Problem: State the number of lines where "Территориальной" appears. Add nothing else.
|---|
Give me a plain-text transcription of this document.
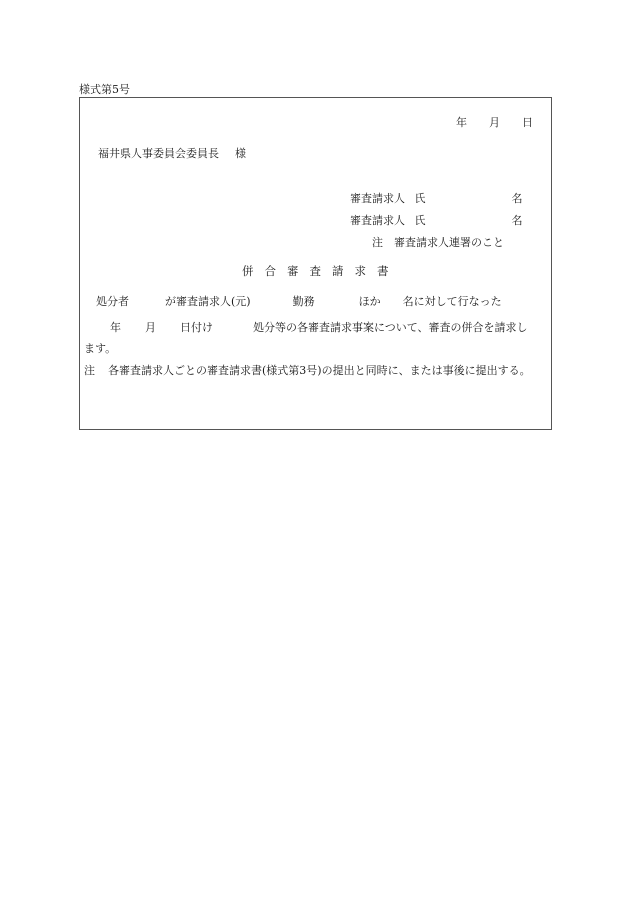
様式第5号
年 月 日
福井県人事委員会委員長 様
審査請求人 氏	名
審査請求人 氏	名
注 審査請求人連署のこと
併合審査請求書
処分者	が審査請求人(元)	勤務	ほか 名に対して行なった
年 月 日付け	処分等の各審査請求事案について、審査の併合を請求し
ます。
注 各審査請求人ごとの審査請求書(様式第3号)の提出と同時に、または事後に提出する。
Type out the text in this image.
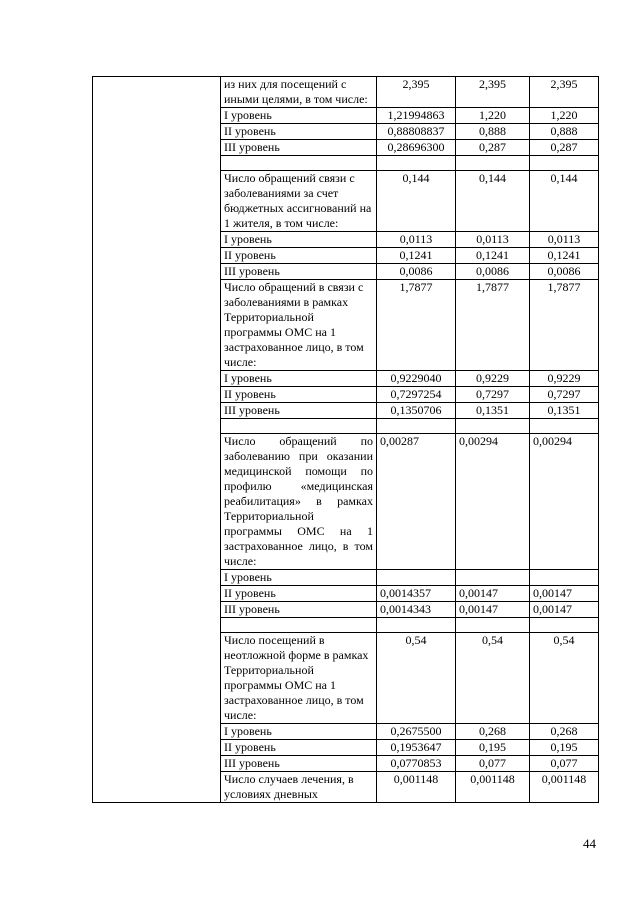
	из них для посещений с иными целями, в том числе:	2,395	2,395	2,395
	I уровень	1,21994863	1,220	1,220
	II уровень	0,88808837	0,888	0,888
	III уровень	0,28696300	0,287	0,287

	Число обращений связи с заболеваниями за счет бюджетных ассигнований на 1 жителя, в том числе:	0,144	0,144	0,144
	I уровень	0,0113	0,0113	0,0113
	II уровень	0,1241	0,1241	0,1241
	III уровень	0,0086	0,0086	0,0086
	Число обращений в связи с заболеваниями в рамках Территориальной программы ОМС на 1 застрахованное лицо, в том числе:	1,7877	1,7877	1,7877
	I уровень	0,9229040	0,9229	0,9229
	II уровень	0,7297254	0,7297	0,7297
	III уровень	0,1350706	0,1351	0,1351

	Число обращений по заболеванию при оказании медицинской помощи по профилю «медицинская реабилитация» в рамках Территориальной программы ОМС на 1 застрахованное лицо, в том числе:	0,00287	0,00294	0,00294
	I уровень			
	II уровень	0,0014357	0,00147	0,00147
	III уровень	0,0014343	0,00147	0,00147

	Число посещений в неотложной форме в рамках Территориальной программы ОМС на 1 застрахованное лицо, в том числе:	0,54	0,54	0,54
	I уровень	0,2675500	0,268	0,268
	II уровень	0,1953647	0,195	0,195
	III уровень	0,0770853	0,077	0,077
	Число случаев лечения, в условиях дневных	0,001148	0,001148	0,001148
44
|---|
Task output: 3